> [Aim of the task]
Write out the material exactly, leaving every picture behind.

> [Provided data]
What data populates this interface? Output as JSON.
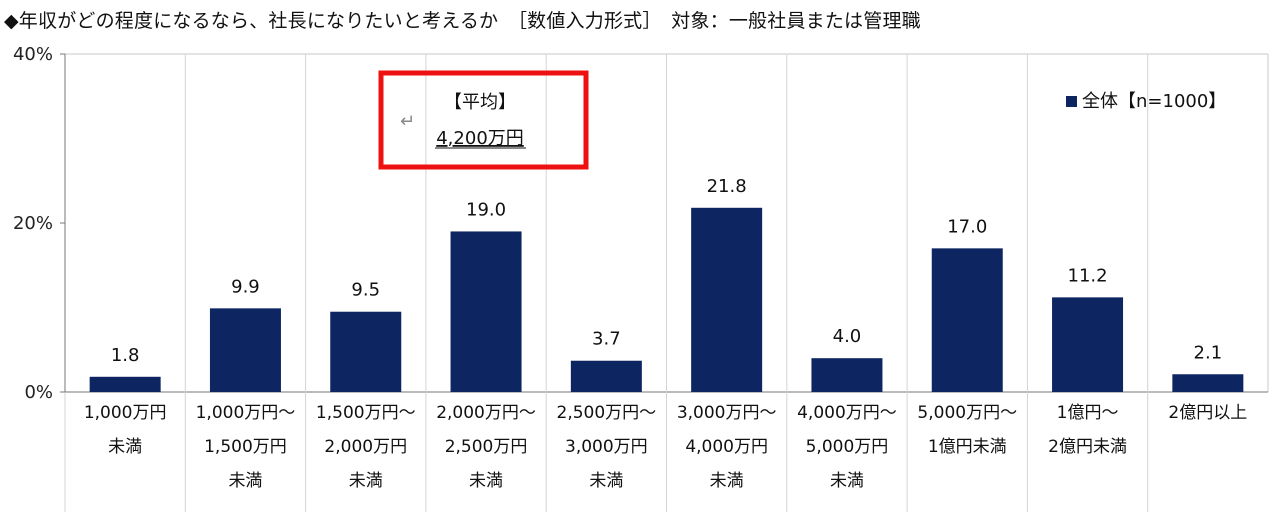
{
  "chart_data": {
    "type": "bar",
    "title": "◆年収がどの程度になるなら、社長になりたいと考えるか　［数値入力形式］　対象：一般社員または管理職",
    "categories": [
      [
        "1,000万円",
        "未満"
      ],
      [
        "1,000万円～",
        "1,500万円",
        "未満"
      ],
      [
        "1,500万円～",
        "2,000万円",
        "未満"
      ],
      [
        "2,000万円～",
        "2,500万円",
        "未満"
      ],
      [
        "2,500万円～",
        "3,000万円",
        "未満"
      ],
      [
        "3,000万円～",
        "4,000万円",
        "未満"
      ],
      [
        "4,000万円～",
        "5,000万円",
        "未満"
      ],
      [
        "5,000万円～",
        "1億円未満"
      ],
      [
        "1億円～",
        "2億円未満"
      ],
      [
        "2億円以上"
      ]
    ],
    "series": [
      {
        "name": "全体【n=1000】",
        "values": [
          1.8,
          9.9,
          9.5,
          19.0,
          3.7,
          21.8,
          4.0,
          17.0,
          11.2,
          2.1
        ],
        "value_labels": [
          "1.8",
          "9.9",
          "9.5",
          "19.0",
          "3.7",
          "21.8",
          "4.0",
          "17.0",
          "11.2",
          "2.1"
        ],
        "color": "#0d2561"
      }
    ],
    "y_ticks": [
      "0%",
      "20%",
      "40%"
    ],
    "ylim": [
      0,
      40
    ],
    "legend_position": "top-right",
    "annotation": {
      "title": "【平均】",
      "value": "4,200万円",
      "return_mark": "↵",
      "border_color": "#ee1111"
    },
    "grid": false
  }
}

> [Expected output]
What data populates this interface? Output as JSON.
{
  "chart_data": {
    "type": "bar",
    "title": "◆年収がどの程度になるなら、社長になりたいと考えるか　［数値入力形式］　対象：一般社員または管理職",
    "categories": [
      [
        "1,000万円",
        "未満"
      ],
      [
        "1,000万円～",
        "1,500万円",
        "未満"
      ],
      [
        "1,500万円～",
        "2,000万円",
        "未満"
      ],
      [
        "2,000万円～",
        "2,500万円",
        "未満"
      ],
      [
        "2,500万円～",
        "3,000万円",
        "未満"
      ],
      [
        "3,000万円～",
        "4,000万円",
        "未満"
      ],
      [
        "4,000万円～",
        "5,000万円",
        "未満"
      ],
      [
        "5,000万円～",
        "1億円未満"
      ],
      [
        "1億円～",
        "2億円未満"
      ],
      [
        "2億円以上"
      ]
    ],
    "series": [
      {
        "name": "全体【n=1000】",
        "values": [
          1.8,
          9.9,
          9.5,
          19.0,
          3.7,
          21.8,
          4.0,
          17.0,
          11.2,
          2.1
        ],
        "value_labels": [
          "1.8",
          "9.9",
          "9.5",
          "19.0",
          "3.7",
          "21.8",
          "4.0",
          "17.0",
          "11.2",
          "2.1"
        ],
        "color": "#0d2561"
      }
    ],
    "y_ticks": [
      "0%",
      "20%",
      "40%"
    ],
    "ylim": [
      0,
      40
    ],
    "legend_position": "top-right",
    "annotation": {
      "title": "【平均】",
      "value": "4,200万円",
      "return_mark": "↵",
      "border_color": "#ee1111"
    },
    "grid": false
  }
}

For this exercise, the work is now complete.